Written exercise
Find every line in the records below that holds the word "DentalUni", and copy it out.

The records

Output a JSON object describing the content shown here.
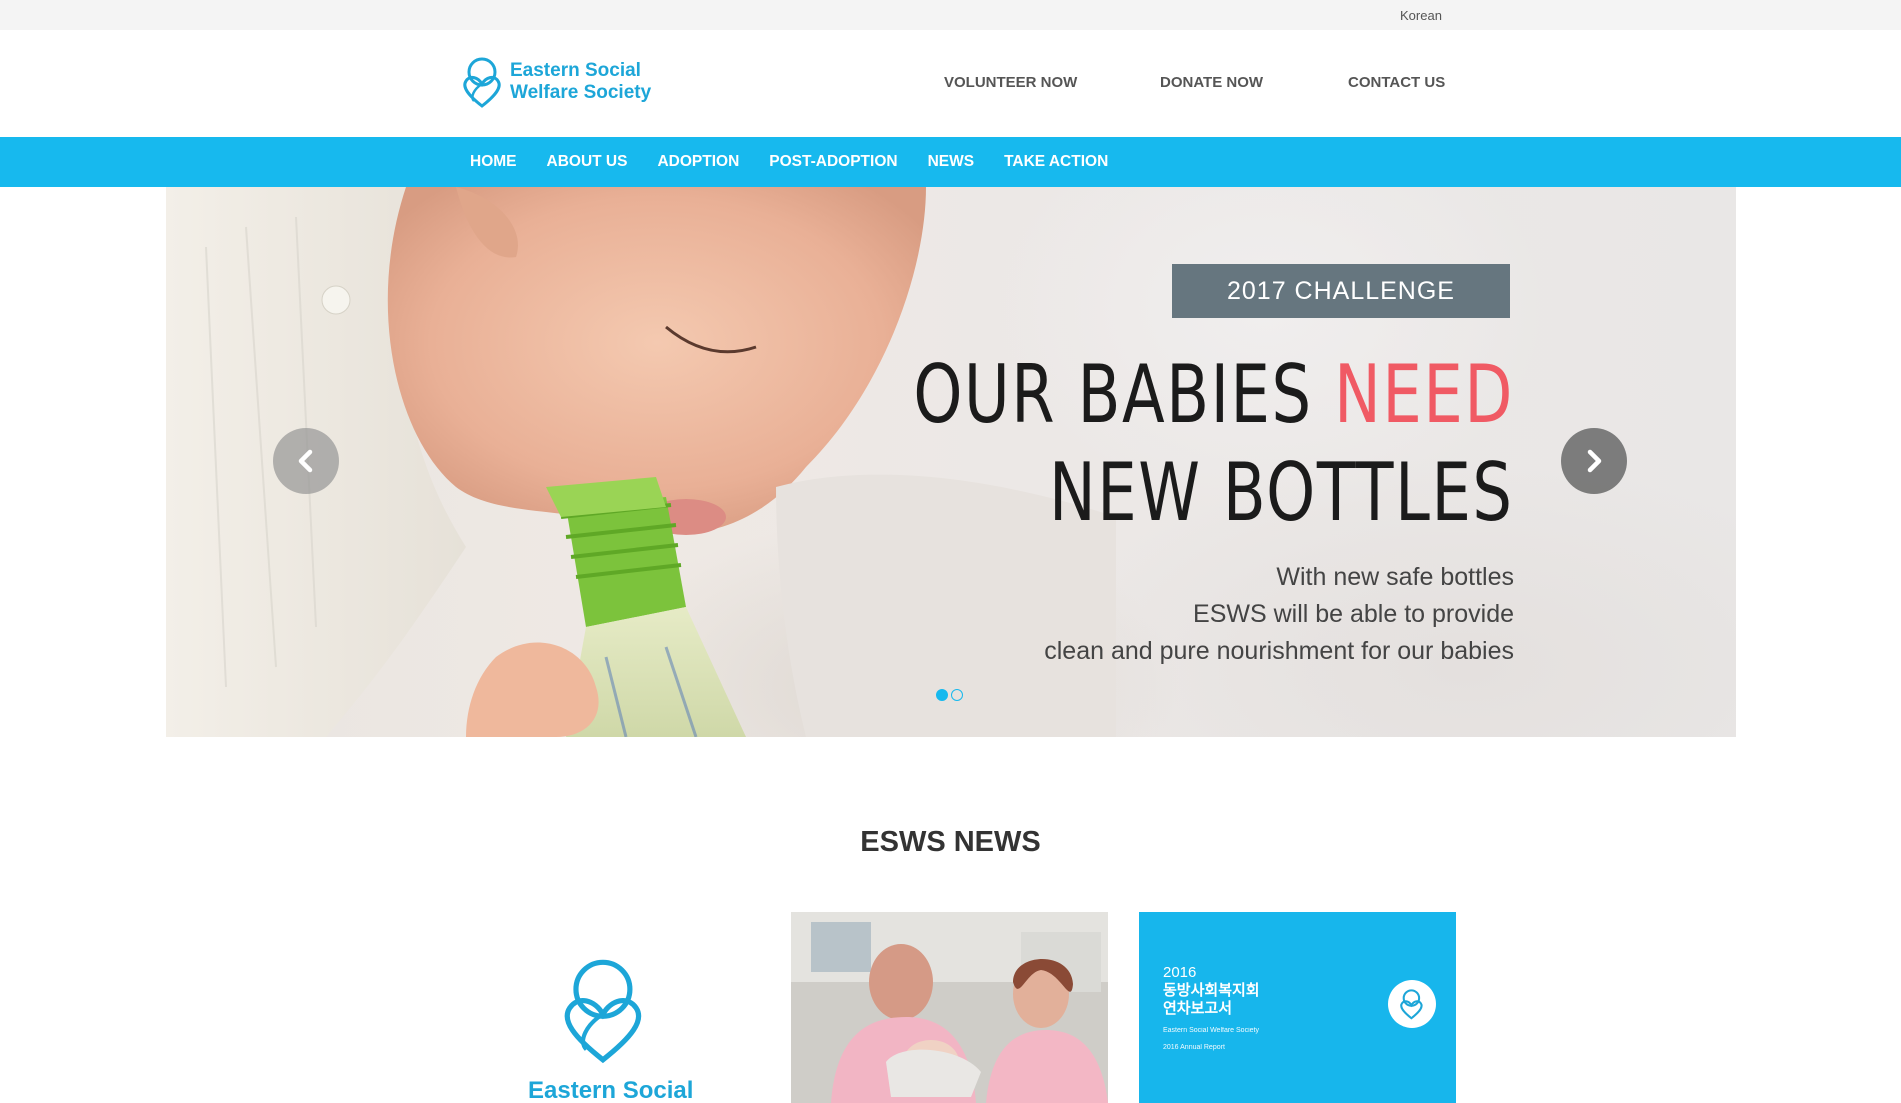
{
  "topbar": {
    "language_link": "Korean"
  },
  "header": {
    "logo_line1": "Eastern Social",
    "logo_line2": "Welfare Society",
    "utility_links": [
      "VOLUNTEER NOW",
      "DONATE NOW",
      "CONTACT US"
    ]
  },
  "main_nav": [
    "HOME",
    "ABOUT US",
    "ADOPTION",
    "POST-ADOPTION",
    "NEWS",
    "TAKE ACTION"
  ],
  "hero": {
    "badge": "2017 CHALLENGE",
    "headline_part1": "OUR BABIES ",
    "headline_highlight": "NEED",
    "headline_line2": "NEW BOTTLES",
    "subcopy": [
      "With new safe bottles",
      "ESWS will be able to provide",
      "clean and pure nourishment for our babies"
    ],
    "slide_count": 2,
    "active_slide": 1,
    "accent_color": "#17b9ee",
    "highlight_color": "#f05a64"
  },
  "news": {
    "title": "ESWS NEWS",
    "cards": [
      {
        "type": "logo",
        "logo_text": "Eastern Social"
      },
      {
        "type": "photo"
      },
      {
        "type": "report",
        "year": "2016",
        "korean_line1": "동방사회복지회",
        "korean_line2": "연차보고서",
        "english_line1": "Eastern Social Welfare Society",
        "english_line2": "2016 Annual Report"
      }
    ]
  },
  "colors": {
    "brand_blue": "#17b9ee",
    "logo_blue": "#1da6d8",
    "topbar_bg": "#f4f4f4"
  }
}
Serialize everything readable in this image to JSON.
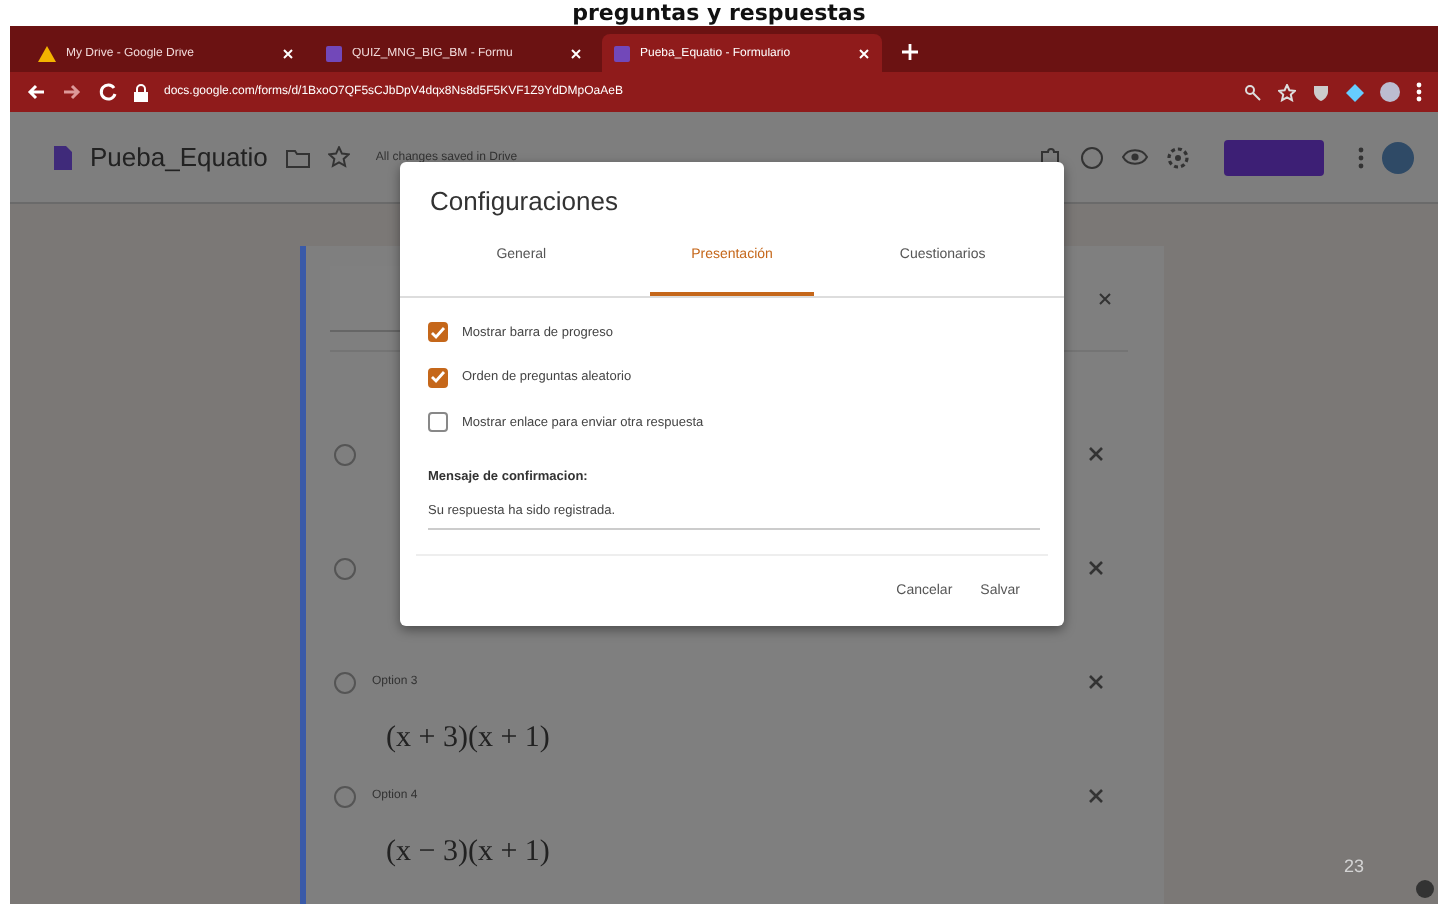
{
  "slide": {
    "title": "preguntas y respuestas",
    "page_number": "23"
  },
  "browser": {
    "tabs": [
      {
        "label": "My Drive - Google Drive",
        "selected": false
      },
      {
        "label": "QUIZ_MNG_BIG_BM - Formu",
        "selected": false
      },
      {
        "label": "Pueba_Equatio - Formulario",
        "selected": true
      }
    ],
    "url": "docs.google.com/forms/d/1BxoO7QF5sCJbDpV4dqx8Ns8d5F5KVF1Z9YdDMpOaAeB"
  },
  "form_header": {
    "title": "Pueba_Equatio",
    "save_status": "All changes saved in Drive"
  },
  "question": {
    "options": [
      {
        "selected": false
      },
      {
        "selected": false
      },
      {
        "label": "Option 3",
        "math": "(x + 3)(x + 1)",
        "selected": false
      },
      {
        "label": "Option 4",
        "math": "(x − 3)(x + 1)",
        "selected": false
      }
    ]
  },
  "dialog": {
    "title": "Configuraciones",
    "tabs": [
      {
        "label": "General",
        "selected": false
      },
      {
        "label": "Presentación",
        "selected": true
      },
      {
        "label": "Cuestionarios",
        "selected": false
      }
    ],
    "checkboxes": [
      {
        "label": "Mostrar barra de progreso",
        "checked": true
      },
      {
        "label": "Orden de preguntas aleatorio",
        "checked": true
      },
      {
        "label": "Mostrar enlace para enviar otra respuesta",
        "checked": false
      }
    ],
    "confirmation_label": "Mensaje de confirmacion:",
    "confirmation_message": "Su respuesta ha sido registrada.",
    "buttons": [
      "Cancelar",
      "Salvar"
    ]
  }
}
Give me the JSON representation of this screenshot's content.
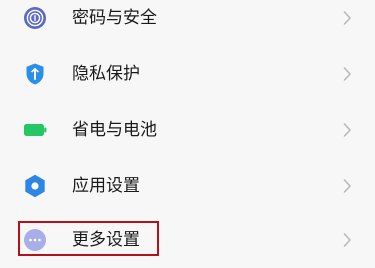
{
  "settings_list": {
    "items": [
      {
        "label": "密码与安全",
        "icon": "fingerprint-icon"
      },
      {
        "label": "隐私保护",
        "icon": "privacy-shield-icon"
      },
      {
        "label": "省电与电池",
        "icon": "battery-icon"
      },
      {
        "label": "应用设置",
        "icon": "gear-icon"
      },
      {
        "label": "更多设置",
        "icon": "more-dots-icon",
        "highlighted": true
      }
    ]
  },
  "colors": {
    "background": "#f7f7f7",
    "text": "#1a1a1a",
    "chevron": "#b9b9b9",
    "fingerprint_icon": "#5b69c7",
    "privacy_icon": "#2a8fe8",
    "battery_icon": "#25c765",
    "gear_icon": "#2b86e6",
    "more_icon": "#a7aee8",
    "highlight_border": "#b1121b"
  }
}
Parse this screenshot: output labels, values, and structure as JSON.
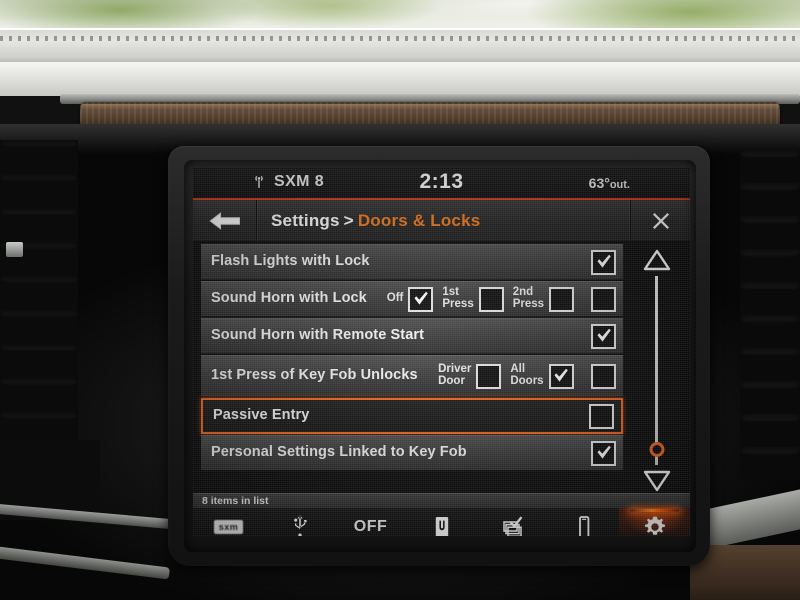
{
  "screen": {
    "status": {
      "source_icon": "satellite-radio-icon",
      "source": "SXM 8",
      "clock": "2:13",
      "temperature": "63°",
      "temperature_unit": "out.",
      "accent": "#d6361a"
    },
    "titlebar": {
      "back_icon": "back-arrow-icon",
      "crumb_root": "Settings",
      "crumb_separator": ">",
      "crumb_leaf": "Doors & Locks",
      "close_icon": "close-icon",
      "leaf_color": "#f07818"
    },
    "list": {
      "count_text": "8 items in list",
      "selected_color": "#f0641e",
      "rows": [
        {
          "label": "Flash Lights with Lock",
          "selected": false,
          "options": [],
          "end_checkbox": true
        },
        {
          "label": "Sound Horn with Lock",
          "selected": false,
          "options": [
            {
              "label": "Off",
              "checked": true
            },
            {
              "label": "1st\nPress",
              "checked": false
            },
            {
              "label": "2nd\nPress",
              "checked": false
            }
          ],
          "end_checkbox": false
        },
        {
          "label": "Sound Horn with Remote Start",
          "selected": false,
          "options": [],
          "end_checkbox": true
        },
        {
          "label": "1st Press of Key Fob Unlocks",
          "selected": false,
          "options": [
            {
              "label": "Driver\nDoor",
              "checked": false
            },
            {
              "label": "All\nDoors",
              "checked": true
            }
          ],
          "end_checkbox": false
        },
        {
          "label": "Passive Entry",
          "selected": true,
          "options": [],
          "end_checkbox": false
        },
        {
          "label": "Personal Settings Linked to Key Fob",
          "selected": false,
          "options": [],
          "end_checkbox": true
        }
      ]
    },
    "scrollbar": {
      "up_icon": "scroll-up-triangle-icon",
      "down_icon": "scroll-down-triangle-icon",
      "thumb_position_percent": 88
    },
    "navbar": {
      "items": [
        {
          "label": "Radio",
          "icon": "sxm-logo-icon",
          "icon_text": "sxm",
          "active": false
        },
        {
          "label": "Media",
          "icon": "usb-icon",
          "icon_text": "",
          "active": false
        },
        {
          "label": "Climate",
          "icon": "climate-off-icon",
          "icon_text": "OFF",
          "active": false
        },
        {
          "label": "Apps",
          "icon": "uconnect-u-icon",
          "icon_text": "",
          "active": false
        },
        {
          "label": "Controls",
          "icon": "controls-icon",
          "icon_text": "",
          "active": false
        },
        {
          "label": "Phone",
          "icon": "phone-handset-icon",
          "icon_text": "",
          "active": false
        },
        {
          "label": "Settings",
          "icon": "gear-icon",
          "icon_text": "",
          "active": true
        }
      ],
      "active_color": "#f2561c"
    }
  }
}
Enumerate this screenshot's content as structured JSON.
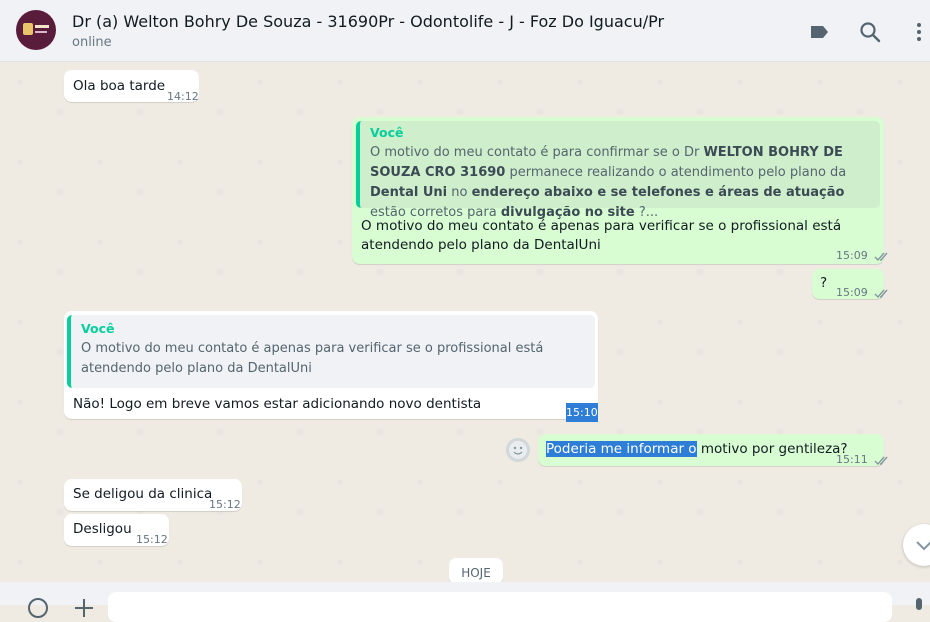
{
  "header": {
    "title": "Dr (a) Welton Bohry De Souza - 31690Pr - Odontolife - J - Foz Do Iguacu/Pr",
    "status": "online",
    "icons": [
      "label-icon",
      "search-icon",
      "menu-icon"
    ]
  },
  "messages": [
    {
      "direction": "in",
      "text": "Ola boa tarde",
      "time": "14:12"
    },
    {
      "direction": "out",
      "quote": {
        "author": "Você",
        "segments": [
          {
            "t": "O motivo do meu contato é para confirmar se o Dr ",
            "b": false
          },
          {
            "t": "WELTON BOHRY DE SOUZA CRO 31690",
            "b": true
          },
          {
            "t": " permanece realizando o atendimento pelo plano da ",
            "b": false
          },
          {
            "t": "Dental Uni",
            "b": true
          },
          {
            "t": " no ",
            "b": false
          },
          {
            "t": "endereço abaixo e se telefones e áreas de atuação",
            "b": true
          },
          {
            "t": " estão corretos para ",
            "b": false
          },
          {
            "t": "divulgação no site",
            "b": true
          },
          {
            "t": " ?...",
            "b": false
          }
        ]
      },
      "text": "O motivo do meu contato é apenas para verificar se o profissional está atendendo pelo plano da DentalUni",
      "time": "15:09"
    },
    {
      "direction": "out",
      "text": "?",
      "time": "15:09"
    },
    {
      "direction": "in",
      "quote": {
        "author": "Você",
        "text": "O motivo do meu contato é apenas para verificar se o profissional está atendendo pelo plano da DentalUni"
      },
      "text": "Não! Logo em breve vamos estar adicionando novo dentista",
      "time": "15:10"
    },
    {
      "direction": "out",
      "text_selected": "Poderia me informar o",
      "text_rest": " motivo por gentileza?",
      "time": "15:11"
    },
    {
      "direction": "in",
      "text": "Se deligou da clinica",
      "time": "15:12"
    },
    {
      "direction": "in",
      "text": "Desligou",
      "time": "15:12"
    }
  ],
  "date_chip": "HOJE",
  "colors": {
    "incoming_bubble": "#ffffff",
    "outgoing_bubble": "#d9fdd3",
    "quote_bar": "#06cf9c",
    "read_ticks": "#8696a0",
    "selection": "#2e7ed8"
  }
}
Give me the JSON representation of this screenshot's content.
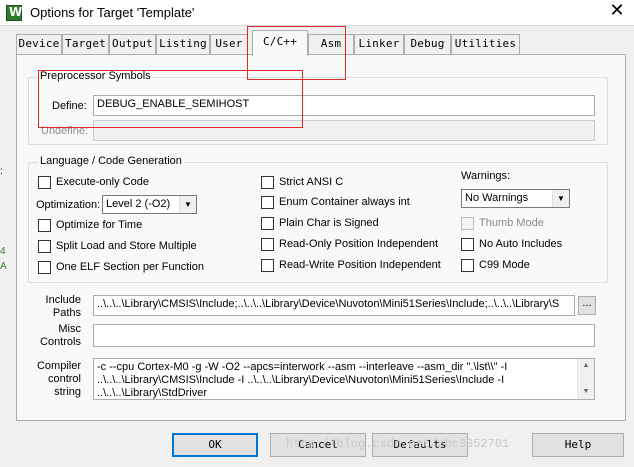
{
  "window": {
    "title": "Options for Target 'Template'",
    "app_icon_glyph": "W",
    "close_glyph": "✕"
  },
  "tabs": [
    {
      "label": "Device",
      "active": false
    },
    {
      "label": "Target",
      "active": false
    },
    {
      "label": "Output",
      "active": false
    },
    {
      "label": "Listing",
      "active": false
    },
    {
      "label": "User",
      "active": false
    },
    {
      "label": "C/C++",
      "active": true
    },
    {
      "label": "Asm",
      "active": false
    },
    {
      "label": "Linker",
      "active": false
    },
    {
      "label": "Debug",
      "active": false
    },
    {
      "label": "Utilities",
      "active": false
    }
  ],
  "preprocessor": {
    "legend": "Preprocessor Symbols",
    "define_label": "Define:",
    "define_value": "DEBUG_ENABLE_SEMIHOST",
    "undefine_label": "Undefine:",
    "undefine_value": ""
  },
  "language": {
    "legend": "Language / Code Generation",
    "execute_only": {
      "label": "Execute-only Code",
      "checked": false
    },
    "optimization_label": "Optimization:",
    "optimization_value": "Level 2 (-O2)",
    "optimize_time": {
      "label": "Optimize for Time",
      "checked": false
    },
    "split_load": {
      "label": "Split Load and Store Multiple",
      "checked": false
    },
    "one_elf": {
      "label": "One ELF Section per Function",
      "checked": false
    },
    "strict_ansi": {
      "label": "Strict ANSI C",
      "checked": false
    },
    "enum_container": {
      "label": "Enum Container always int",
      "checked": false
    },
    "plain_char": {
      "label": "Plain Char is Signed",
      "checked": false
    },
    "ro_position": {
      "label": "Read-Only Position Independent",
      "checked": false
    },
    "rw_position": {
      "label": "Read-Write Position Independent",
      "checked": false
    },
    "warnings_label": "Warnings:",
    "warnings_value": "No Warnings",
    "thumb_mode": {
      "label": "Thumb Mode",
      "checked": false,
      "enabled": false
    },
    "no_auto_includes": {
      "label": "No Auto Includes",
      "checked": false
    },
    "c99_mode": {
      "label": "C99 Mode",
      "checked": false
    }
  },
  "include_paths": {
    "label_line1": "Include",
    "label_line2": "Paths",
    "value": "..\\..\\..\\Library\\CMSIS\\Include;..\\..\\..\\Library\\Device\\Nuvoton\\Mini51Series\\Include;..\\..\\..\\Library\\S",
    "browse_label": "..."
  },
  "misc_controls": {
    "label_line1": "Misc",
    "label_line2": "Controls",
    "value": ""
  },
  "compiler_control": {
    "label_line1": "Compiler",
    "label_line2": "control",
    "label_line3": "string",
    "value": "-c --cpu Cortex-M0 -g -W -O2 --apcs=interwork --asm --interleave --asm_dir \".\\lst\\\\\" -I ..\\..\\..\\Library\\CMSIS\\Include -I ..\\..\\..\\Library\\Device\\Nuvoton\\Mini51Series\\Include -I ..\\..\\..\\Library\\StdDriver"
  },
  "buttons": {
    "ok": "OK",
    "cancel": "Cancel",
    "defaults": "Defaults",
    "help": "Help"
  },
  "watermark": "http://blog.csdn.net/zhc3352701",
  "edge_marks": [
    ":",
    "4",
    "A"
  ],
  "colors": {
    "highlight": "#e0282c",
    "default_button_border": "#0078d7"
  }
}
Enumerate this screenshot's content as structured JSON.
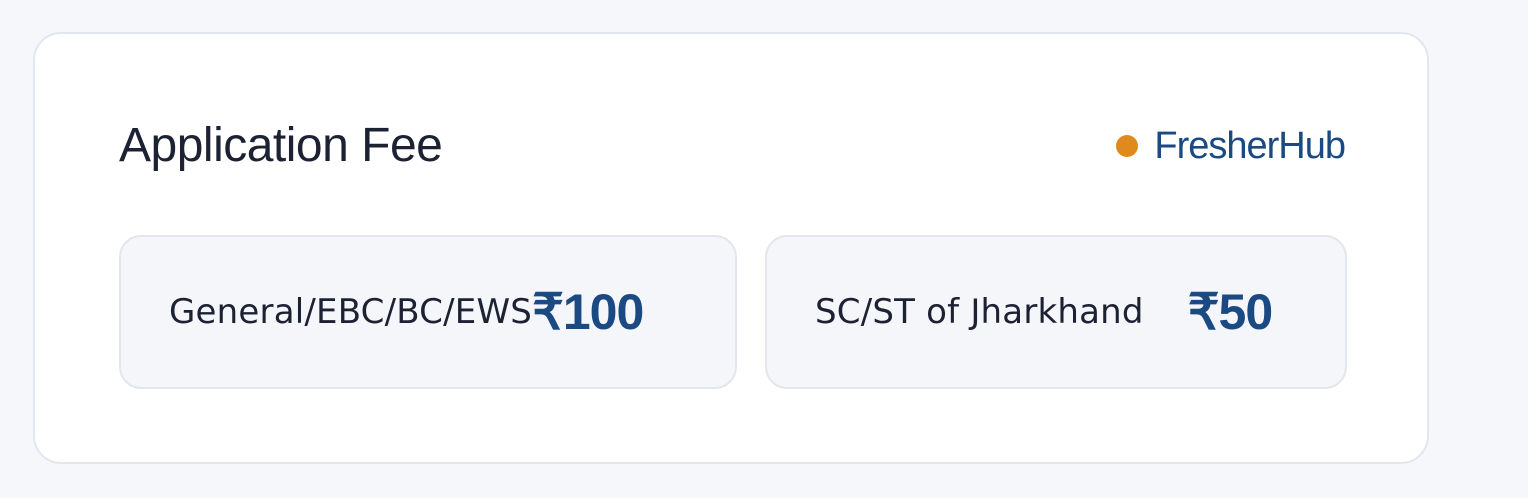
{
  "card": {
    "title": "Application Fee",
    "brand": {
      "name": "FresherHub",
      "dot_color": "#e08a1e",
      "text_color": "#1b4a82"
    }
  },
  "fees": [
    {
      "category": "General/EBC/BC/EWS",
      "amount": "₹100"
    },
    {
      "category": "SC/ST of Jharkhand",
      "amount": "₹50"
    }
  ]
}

Result
      "text": "O motivo do meu contato é apenas para verificar se o profissional está atendendo pelo plano da DentalUni",
        "text": "O motivo do meu contato é apenas para verificar se o profissional está atendendo pelo plano da DentalUni"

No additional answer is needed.